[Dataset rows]
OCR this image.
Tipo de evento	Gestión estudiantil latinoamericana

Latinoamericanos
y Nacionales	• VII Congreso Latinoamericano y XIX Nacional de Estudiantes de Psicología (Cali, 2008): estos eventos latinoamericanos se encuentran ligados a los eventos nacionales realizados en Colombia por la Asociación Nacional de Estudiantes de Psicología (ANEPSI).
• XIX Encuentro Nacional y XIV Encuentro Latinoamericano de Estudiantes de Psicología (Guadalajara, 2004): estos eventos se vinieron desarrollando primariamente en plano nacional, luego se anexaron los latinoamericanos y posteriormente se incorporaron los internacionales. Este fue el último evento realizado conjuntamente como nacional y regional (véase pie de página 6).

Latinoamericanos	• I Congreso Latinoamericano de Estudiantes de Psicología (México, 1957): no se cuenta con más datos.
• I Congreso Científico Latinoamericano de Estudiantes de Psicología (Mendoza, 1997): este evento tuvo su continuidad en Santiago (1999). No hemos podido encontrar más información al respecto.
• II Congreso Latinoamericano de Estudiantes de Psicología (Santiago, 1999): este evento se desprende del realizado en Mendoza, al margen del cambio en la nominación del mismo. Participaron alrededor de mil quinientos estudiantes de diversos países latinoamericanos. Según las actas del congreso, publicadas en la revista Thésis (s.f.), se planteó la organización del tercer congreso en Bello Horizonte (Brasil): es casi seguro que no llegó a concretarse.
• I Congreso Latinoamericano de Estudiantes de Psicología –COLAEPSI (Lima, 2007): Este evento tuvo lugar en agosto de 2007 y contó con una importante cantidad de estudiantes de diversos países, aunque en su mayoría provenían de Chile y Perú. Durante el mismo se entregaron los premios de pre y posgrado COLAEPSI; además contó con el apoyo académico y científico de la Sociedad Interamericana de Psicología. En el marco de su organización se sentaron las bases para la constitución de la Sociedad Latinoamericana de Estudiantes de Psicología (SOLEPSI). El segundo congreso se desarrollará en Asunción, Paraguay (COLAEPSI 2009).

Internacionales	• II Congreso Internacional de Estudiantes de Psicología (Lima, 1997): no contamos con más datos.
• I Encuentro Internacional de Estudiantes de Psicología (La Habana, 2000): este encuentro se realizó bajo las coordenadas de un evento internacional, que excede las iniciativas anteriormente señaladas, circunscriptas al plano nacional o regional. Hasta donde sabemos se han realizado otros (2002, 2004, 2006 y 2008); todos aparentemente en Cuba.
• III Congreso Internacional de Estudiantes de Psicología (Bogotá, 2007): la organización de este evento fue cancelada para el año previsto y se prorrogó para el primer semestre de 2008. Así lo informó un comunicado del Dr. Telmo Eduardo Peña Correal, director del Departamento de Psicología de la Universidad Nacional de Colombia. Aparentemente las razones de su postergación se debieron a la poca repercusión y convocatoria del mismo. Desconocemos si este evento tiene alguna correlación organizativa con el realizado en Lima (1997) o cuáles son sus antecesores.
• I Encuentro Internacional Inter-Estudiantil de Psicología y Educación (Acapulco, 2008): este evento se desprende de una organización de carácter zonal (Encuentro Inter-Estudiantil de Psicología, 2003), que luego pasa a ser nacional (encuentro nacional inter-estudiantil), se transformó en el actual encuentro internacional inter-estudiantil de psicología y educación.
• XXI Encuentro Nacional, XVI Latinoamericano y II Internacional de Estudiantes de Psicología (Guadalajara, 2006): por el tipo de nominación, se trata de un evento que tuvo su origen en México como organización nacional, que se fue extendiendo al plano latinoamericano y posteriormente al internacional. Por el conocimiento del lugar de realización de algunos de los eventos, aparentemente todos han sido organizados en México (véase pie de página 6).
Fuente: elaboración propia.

**Written instruction:**
Output the listing above without altering a single character.

**Solution below:**
OCR this image.
Tipo de evento	Gestión estudiantil latinoamericana

Latinoamericanos
y Nacionales	• VII Congreso Latinoamericano y XIX Nacional de Estudiantes de Psicología (Cali, 2008): estos eventos latinoamericanos se encuentran ligados a los eventos nacionales realizados en Colombia por la Asociación Nacional de Estudiantes de Psicología (ANEPSI).
• XIX Encuentro Nacional y XIV Encuentro Latinoamericano de Estudiantes de Psicología (Guadalajara, 2004): estos eventos se vinieron desarrollando primariamente en plano nacional, luego se anexaron los latinoamericanos y posteriormente se incorporaron los internacionales. Este fue el último evento realizado conjuntamente como nacional y regional (véase pie de página 6).

Latinoamericanos	• I Congreso Latinoamericano de Estudiantes de Psicología (México, 1957): no se cuenta con más datos.
• I Congreso Científico Latinoamericano de Estudiantes de Psicología (Mendoza, 1997): este evento tuvo su continuidad en Santiago (1999). No hemos podido encontrar más información al respecto.
• II Congreso Latinoamericano de Estudiantes de Psicología (Santiago, 1999): este evento se desprende del realizado en Mendoza, al margen del cambio en la nominación del mismo. Participaron alrededor de mil quinientos estudiantes de diversos países latinoamericanos. Según las actas del congreso, publicadas en la revista Thésis (s.f.), se planteó la organización del tercer congreso en Bello Horizonte (Brasil): es casi seguro que no llegó a concretarse.
• I Congreso Latinoamericano de Estudiantes de Psicología –COLAEPSI (Lima, 2007): Este evento tuvo lugar en agosto de 2007 y contó con una importante cantidad de estudiantes de diversos países, aunque en su mayoría provenían de Chile y Perú. Durante el mismo se entregaron los premios de pre y posgrado COLAEPSI; además contó con el apoyo académico y científico de la Sociedad Interamericana de Psicología. En el marco de su organización se sentaron las bases para la constitución de la Sociedad Latinoamericana de Estudiantes de Psicología (SOLEPSI). El segundo congreso se desarrollará en Asunción, Paraguay (COLAEPSI 2009).

Internacionales	• II Congreso Internacional de Estudiantes de Psicología (Lima, 1997): no contamos con más datos.
• I Encuentro Internacional de Estudiantes de Psicología (La Habana, 2000): este encuentro se realizó bajo las coordenadas de un evento internacional, que excede las iniciativas anteriormente señaladas, circunscriptas al plano nacional o regional. Hasta donde sabemos se han realizado otros (2002, 2004, 2006 y 2008); todos aparentemente en Cuba.
• III Congreso Internacional de Estudiantes de Psicología (Bogotá, 2007): la organización de este evento fue cancelada para el año previsto y se prorrogó para el primer semestre de 2008. Así lo informó un comunicado del Dr. Telmo Eduardo Peña Correal, director del Departamento de Psicología de la Universidad Nacional de Colombia. Aparentemente las razones de su postergación se debieron a la poca repercusión y convocatoria del mismo. Desconocemos si este evento tiene alguna correlación organizativa con el realizado en Lima (1997) o cuáles son sus antecesores.
• I Encuentro Internacional Inter-Estudiantil de Psicología y Educación (Acapulco, 2008): este evento se desprende de una organización de carácter zonal (Encuentro Inter-Estudiantil de Psicología, 2003), que luego pasa a ser nacional (encuentro nacional inter-estudiantil), se transformó en el actual encuentro internacional inter-estudiantil de psicología y educación.
• XXI Encuentro Nacional, XVI Latinoamericano y II Internacional de Estudiantes de Psicología (Guadalajara, 2006): por el tipo de nominación, se trata de un evento que tuvo su origen en México como organización nacional, que se fue extendiendo al plano latinoamericano y posteriormente al internacional. Por el conocimiento del lugar de realización de algunos de los eventos, aparentemente todos han sido organizados en México (véase pie de página 6).
Fuente: elaboración propia.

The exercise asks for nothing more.